SET EXERCISE:
Each entry below should be echoed exactly, with pictures omitted.

[start ENTRIES PROVIDED]

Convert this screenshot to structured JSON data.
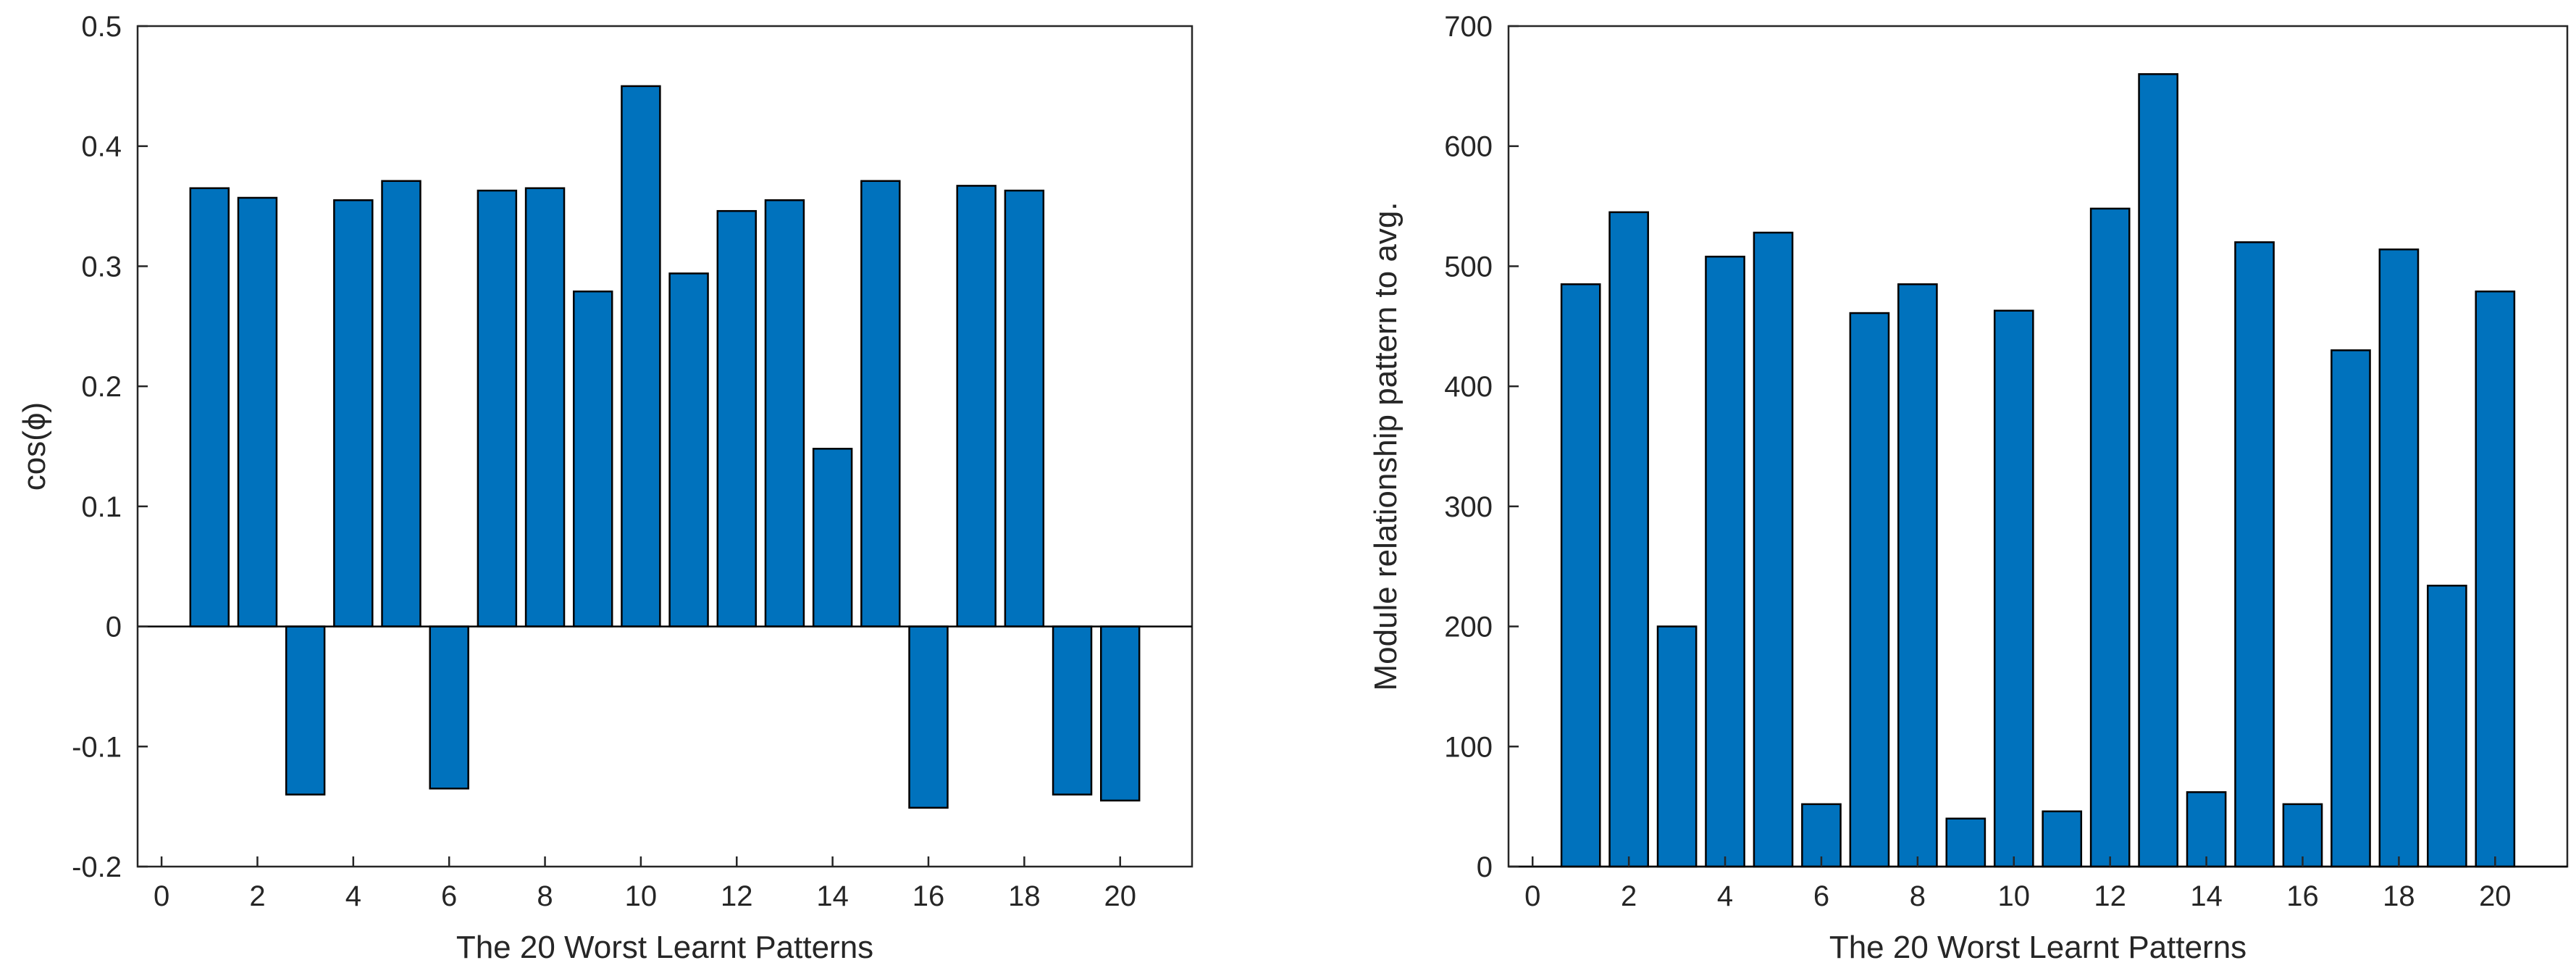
{
  "colors": {
    "bar": "#0072bd",
    "axis": "#262626",
    "background": "#ffffff"
  },
  "chart_data": [
    {
      "type": "bar",
      "x": [
        1,
        2,
        3,
        4,
        5,
        6,
        7,
        8,
        9,
        10,
        11,
        12,
        13,
        14,
        15,
        16,
        17,
        18,
        19,
        20
      ],
      "values": [
        0.365,
        0.357,
        -0.14,
        0.355,
        0.371,
        -0.135,
        0.363,
        0.365,
        0.279,
        0.45,
        0.294,
        0.346,
        0.355,
        0.148,
        0.371,
        -0.151,
        0.367,
        0.363,
        -0.14,
        -0.145
      ],
      "xlabel": "The 20 Worst Learnt Patterns",
      "ylabel": "cos(ϕ)",
      "xlim": [
        -0.5,
        21.5
      ],
      "ylim": [
        -0.2,
        0.5
      ],
      "xticks": [
        0,
        2,
        4,
        6,
        8,
        10,
        12,
        14,
        16,
        18,
        20
      ],
      "yticks": [
        -0.2,
        -0.1,
        0,
        0.1,
        0.2,
        0.3,
        0.4,
        0.5
      ],
      "ytick_labels": [
        "-0.2",
        "-0.1",
        "0",
        "0.1",
        "0.2",
        "0.3",
        "0.4",
        "0.5"
      ],
      "grid": false
    },
    {
      "type": "bar",
      "x": [
        1,
        2,
        3,
        4,
        5,
        6,
        7,
        8,
        9,
        10,
        11,
        12,
        13,
        14,
        15,
        16,
        17,
        18,
        19,
        20
      ],
      "values": [
        485,
        545,
        200,
        508,
        528,
        52,
        461,
        485,
        40,
        463,
        46,
        548,
        660,
        62,
        520,
        52,
        430,
        514,
        234,
        479
      ],
      "xlabel": "The 20 Worst Learnt Patterns",
      "ylabel": "Module relationship pattern to avg.",
      "xlim": [
        -0.5,
        21.5
      ],
      "ylim": [
        0,
        700
      ],
      "xticks": [
        0,
        2,
        4,
        6,
        8,
        10,
        12,
        14,
        16,
        18,
        20
      ],
      "yticks": [
        0,
        100,
        200,
        300,
        400,
        500,
        600,
        700
      ],
      "ytick_labels": [
        "0",
        "100",
        "200",
        "300",
        "400",
        "500",
        "600",
        "700"
      ],
      "grid": false
    }
  ]
}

[end ENTRIES PROVIDED]

SOLUTION TO THIS TASK:
Convert this screenshot to structured JSON data.
{
  "colors": {
    "bar": "#0072bd",
    "axis": "#262626",
    "background": "#ffffff"
  },
  "chart_data": [
    {
      "type": "bar",
      "x": [
        1,
        2,
        3,
        4,
        5,
        6,
        7,
        8,
        9,
        10,
        11,
        12,
        13,
        14,
        15,
        16,
        17,
        18,
        19,
        20
      ],
      "values": [
        0.365,
        0.357,
        -0.14,
        0.355,
        0.371,
        -0.135,
        0.363,
        0.365,
        0.279,
        0.45,
        0.294,
        0.346,
        0.355,
        0.148,
        0.371,
        -0.151,
        0.367,
        0.363,
        -0.14,
        -0.145
      ],
      "xlabel": "The 20 Worst Learnt Patterns",
      "ylabel": "cos(ϕ)",
      "xlim": [
        -0.5,
        21.5
      ],
      "ylim": [
        -0.2,
        0.5
      ],
      "xticks": [
        0,
        2,
        4,
        6,
        8,
        10,
        12,
        14,
        16,
        18,
        20
      ],
      "yticks": [
        -0.2,
        -0.1,
        0,
        0.1,
        0.2,
        0.3,
        0.4,
        0.5
      ],
      "ytick_labels": [
        "-0.2",
        "-0.1",
        "0",
        "0.1",
        "0.2",
        "0.3",
        "0.4",
        "0.5"
      ],
      "grid": false
    },
    {
      "type": "bar",
      "x": [
        1,
        2,
        3,
        4,
        5,
        6,
        7,
        8,
        9,
        10,
        11,
        12,
        13,
        14,
        15,
        16,
        17,
        18,
        19,
        20
      ],
      "values": [
        485,
        545,
        200,
        508,
        528,
        52,
        461,
        485,
        40,
        463,
        46,
        548,
        660,
        62,
        520,
        52,
        430,
        514,
        234,
        479
      ],
      "xlabel": "The 20 Worst Learnt Patterns",
      "ylabel": "Module relationship pattern to avg.",
      "xlim": [
        -0.5,
        21.5
      ],
      "ylim": [
        0,
        700
      ],
      "xticks": [
        0,
        2,
        4,
        6,
        8,
        10,
        12,
        14,
        16,
        18,
        20
      ],
      "yticks": [
        0,
        100,
        200,
        300,
        400,
        500,
        600,
        700
      ],
      "ytick_labels": [
        "0",
        "100",
        "200",
        "300",
        "400",
        "500",
        "600",
        "700"
      ],
      "grid": false
    }
  ]
}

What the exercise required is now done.